Reproduce each line exactly.

Figure record listings

· · ·

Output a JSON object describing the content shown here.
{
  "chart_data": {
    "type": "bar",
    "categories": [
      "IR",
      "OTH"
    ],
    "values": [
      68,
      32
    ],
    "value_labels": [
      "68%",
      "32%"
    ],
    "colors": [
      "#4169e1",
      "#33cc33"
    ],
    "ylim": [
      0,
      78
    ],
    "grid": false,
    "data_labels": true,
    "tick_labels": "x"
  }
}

· · ·

▸ **FINISHED EXERCISE**:
Output a JSON object describing the content shown here.
{
  "chart_data": {
    "type": "bar",
    "categories": [
      "IR",
      "OTH"
    ],
    "values": [
      68,
      32
    ],
    "value_labels": [
      "68%",
      "32%"
    ],
    "colors": [
      "#4169e1",
      "#33cc33"
    ],
    "ylim": [
      0,
      78
    ],
    "grid": false,
    "data_labels": true,
    "tick_labels": "x"
  }
}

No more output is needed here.